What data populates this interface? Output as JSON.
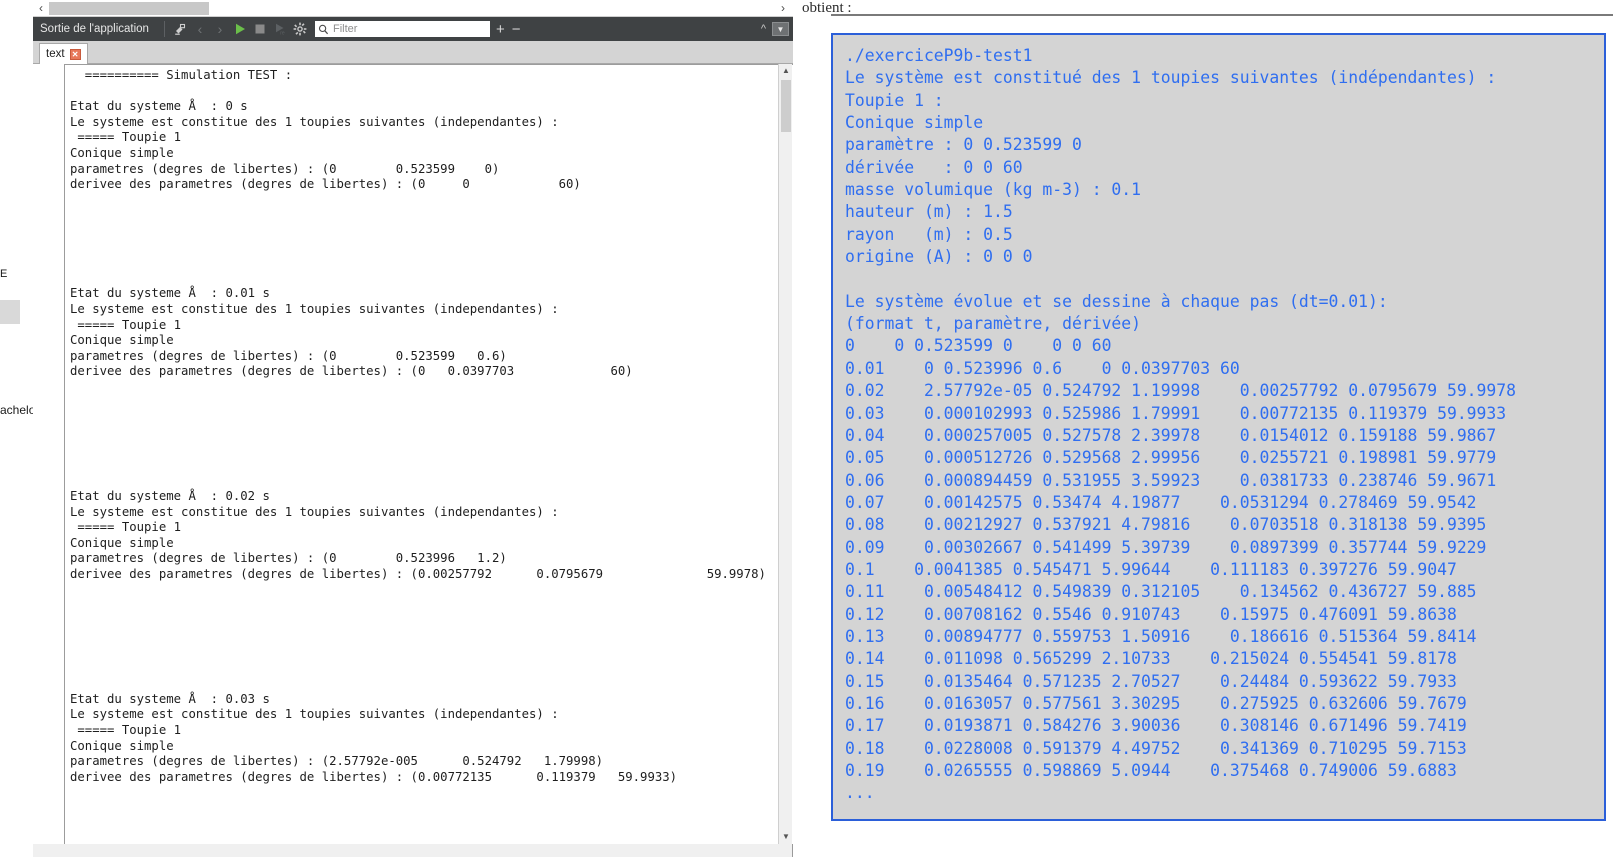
{
  "background_app": {
    "edge_fragment_top": "E",
    "edge_fragment_bottom": "achelo"
  },
  "ide": {
    "splitter": {
      "left_arrow": "‹",
      "right_arrow": "›"
    },
    "toolbar": {
      "title": "Sortie de l'application",
      "icons": [
        {
          "name": "clear-output-icon",
          "label": ""
        },
        {
          "name": "previous-item-icon",
          "label": "‹"
        },
        {
          "name": "next-item-icon",
          "label": "›"
        },
        {
          "name": "run-icon",
          "label": ""
        },
        {
          "name": "stop-icon",
          "label": ""
        },
        {
          "name": "rerun-icon",
          "label": ""
        },
        {
          "name": "settings-gear-icon",
          "label": ""
        }
      ],
      "filter": {
        "placeholder": "Filter",
        "value": ""
      },
      "zoom_in_label": "+",
      "zoom_out_label": "−",
      "collapse_label": "^",
      "dropdown_label": "▼"
    },
    "tabs": [
      {
        "label": "text",
        "close_label": "✕",
        "active": true
      }
    ],
    "scrollbar": {
      "up": "▲",
      "down": "▼"
    },
    "output_text": "  ========== Simulation TEST :\n\nEtat du systeme Å  : 0 s\nLe systeme est constitue des 1 toupies suivantes (independantes) :\n ===== Toupie 1\nConique simple\nparametres (degres de libertes) : (0        0.523599    0)\nderivee des parametres (degres de libertes) : (0     0            60)\n\n\n\n\n\n\nEtat du systeme Å  : 0.01 s\nLe systeme est constitue des 1 toupies suivantes (independantes) :\n ===== Toupie 1\nConique simple\nparametres (degres de libertes) : (0        0.523599   0.6)\nderivee des parametres (degres de libertes) : (0   0.0397703             60)\n\n\n\n\n\n\n\nEtat du systeme Å  : 0.02 s\nLe systeme est constitue des 1 toupies suivantes (independantes) :\n ===== Toupie 1\nConique simple\nparametres (degres de libertes) : (0        0.523996   1.2)\nderivee des parametres (degres de libertes) : (0.00257792      0.0795679              59.9978)\n\n\n\n\n\n\n\nEtat du systeme Å  : 0.03 s\nLe systeme est constitue des 1 toupies suivantes (independantes) :\n ===== Toupie 1\nConique simple\nparametres (degres de libertes) : (2.57792e-005      0.524792   1.79998)\nderivee des parametres (degres de libertes) : (0.00772135      0.119379   59.9933)"
  },
  "document": {
    "preceding_text": "obtient :",
    "code_text": "./exerciceP9b-test1\nLe système est constitué des 1 toupies suivantes (indépendantes) :\nToupie 1 :\nConique simple\nparamètre : 0 0.523599 0\ndérivée   : 0 0 60\nmasse volumique (kg m-3) : 0.1\nhauteur (m) : 1.5\nrayon   (m) : 0.5\norigine (A) : 0 0 0\n\nLe système évolue et se dessine à chaque pas (dt=0.01):\n(format t, paramètre, dérivée)\n0    0 0.523599 0    0 0 60\n0.01    0 0.523996 0.6    0 0.0397703 60\n0.02    2.57792e-05 0.524792 1.19998    0.00257792 0.0795679 59.9978\n0.03    0.000102993 0.525986 1.79991    0.00772135 0.119379 59.9933\n0.04    0.000257005 0.527578 2.39978    0.0154012 0.159188 59.9867\n0.05    0.000512726 0.529568 2.99956    0.0255721 0.198981 59.9779\n0.06    0.000894459 0.531955 3.59923    0.0381733 0.238746 59.9671\n0.07    0.00142575 0.53474 4.19877    0.0531294 0.278469 59.9542\n0.08    0.00212927 0.537921 4.79816    0.0703518 0.318138 59.9395\n0.09    0.00302667 0.541499 5.39739    0.0897399 0.357744 59.9229\n0.1    0.0041385 0.545471 5.99644    0.111183 0.397276 59.9047\n0.11    0.00548412 0.549839 0.312105    0.134562 0.436727 59.885\n0.12    0.00708162 0.5546 0.910743    0.15975 0.476091 59.8638\n0.13    0.00894777 0.559753 1.50916    0.186616 0.515364 59.8414\n0.14    0.011098 0.565299 2.10733    0.215024 0.554541 59.8178\n0.15    0.0135464 0.571235 2.70527    0.24484 0.593622 59.7933\n0.16    0.0163057 0.577561 3.30295    0.275925 0.632606 59.7679\n0.17    0.0193871 0.584276 3.90036    0.308146 0.671496 59.7419\n0.18    0.0228008 0.591379 4.49752    0.341369 0.710295 59.7153\n0.19    0.0265555 0.598869 5.0944    0.375468 0.749006 59.6883\n..."
  },
  "colors": {
    "code_text": "#2f6ef0",
    "code_border": "#2b5fd9",
    "code_background": "#d4d4d4",
    "toolbar_background": "#3f4244",
    "run_icon": "#6bbf4a",
    "stop_icon": "#8a8a8a",
    "tab_close": "#e8785a"
  }
}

--- STATED GOAL ---
Output all the records, word for word, with no pictures in the copy.

--- FULL ANSWER ---
What data populates this interface? Output as JSON.
{
  "background_app": {
    "edge_fragment_top": "E",
    "edge_fragment_bottom": "achelo"
  },
  "ide": {
    "splitter": {
      "left_arrow": "‹",
      "right_arrow": "›"
    },
    "toolbar": {
      "title": "Sortie de l'application",
      "icons": [
        {
          "name": "clear-output-icon",
          "label": ""
        },
        {
          "name": "previous-item-icon",
          "label": "‹"
        },
        {
          "name": "next-item-icon",
          "label": "›"
        },
        {
          "name": "run-icon",
          "label": ""
        },
        {
          "name": "stop-icon",
          "label": ""
        },
        {
          "name": "rerun-icon",
          "label": ""
        },
        {
          "name": "settings-gear-icon",
          "label": ""
        }
      ],
      "filter": {
        "placeholder": "Filter",
        "value": ""
      },
      "zoom_in_label": "+",
      "zoom_out_label": "−",
      "collapse_label": "^",
      "dropdown_label": "▼"
    },
    "tabs": [
      {
        "label": "text",
        "close_label": "✕",
        "active": true
      }
    ],
    "scrollbar": {
      "up": "▲",
      "down": "▼"
    },
    "output_text": "  ========== Simulation TEST :\n\nEtat du systeme Å  : 0 s\nLe systeme est constitue des 1 toupies suivantes (independantes) :\n ===== Toupie 1\nConique simple\nparametres (degres de libertes) : (0        0.523599    0)\nderivee des parametres (degres de libertes) : (0     0            60)\n\n\n\n\n\n\nEtat du systeme Å  : 0.01 s\nLe systeme est constitue des 1 toupies suivantes (independantes) :\n ===== Toupie 1\nConique simple\nparametres (degres de libertes) : (0        0.523599   0.6)\nderivee des parametres (degres de libertes) : (0   0.0397703             60)\n\n\n\n\n\n\n\nEtat du systeme Å  : 0.02 s\nLe systeme est constitue des 1 toupies suivantes (independantes) :\n ===== Toupie 1\nConique simple\nparametres (degres de libertes) : (0        0.523996   1.2)\nderivee des parametres (degres de libertes) : (0.00257792      0.0795679              59.9978)\n\n\n\n\n\n\n\nEtat du systeme Å  : 0.03 s\nLe systeme est constitue des 1 toupies suivantes (independantes) :\n ===== Toupie 1\nConique simple\nparametres (degres de libertes) : (2.57792e-005      0.524792   1.79998)\nderivee des parametres (degres de libertes) : (0.00772135      0.119379   59.9933)"
  },
  "document": {
    "preceding_text": "obtient :",
    "code_text": "./exerciceP9b-test1\nLe système est constitué des 1 toupies suivantes (indépendantes) :\nToupie 1 :\nConique simple\nparamètre : 0 0.523599 0\ndérivée   : 0 0 60\nmasse volumique (kg m-3) : 0.1\nhauteur (m) : 1.5\nrayon   (m) : 0.5\norigine (A) : 0 0 0\n\nLe système évolue et se dessine à chaque pas (dt=0.01):\n(format t, paramètre, dérivée)\n0    0 0.523599 0    0 0 60\n0.01    0 0.523996 0.6    0 0.0397703 60\n0.02    2.57792e-05 0.524792 1.19998    0.00257792 0.0795679 59.9978\n0.03    0.000102993 0.525986 1.79991    0.00772135 0.119379 59.9933\n0.04    0.000257005 0.527578 2.39978    0.0154012 0.159188 59.9867\n0.05    0.000512726 0.529568 2.99956    0.0255721 0.198981 59.9779\n0.06    0.000894459 0.531955 3.59923    0.0381733 0.238746 59.9671\n0.07    0.00142575 0.53474 4.19877    0.0531294 0.278469 59.9542\n0.08    0.00212927 0.537921 4.79816    0.0703518 0.318138 59.9395\n0.09    0.00302667 0.541499 5.39739    0.0897399 0.357744 59.9229\n0.1    0.0041385 0.545471 5.99644    0.111183 0.397276 59.9047\n0.11    0.00548412 0.549839 0.312105    0.134562 0.436727 59.885\n0.12    0.00708162 0.5546 0.910743    0.15975 0.476091 59.8638\n0.13    0.00894777 0.559753 1.50916    0.186616 0.515364 59.8414\n0.14    0.011098 0.565299 2.10733    0.215024 0.554541 59.8178\n0.15    0.0135464 0.571235 2.70527    0.24484 0.593622 59.7933\n0.16    0.0163057 0.577561 3.30295    0.275925 0.632606 59.7679\n0.17    0.0193871 0.584276 3.90036    0.308146 0.671496 59.7419\n0.18    0.0228008 0.591379 4.49752    0.341369 0.710295 59.7153\n0.19    0.0265555 0.598869 5.0944    0.375468 0.749006 59.6883\n..."
  },
  "colors": {
    "code_text": "#2f6ef0",
    "code_border": "#2b5fd9",
    "code_background": "#d4d4d4",
    "toolbar_background": "#3f4244",
    "run_icon": "#6bbf4a",
    "stop_icon": "#8a8a8a",
    "tab_close": "#e8785a"
  }
}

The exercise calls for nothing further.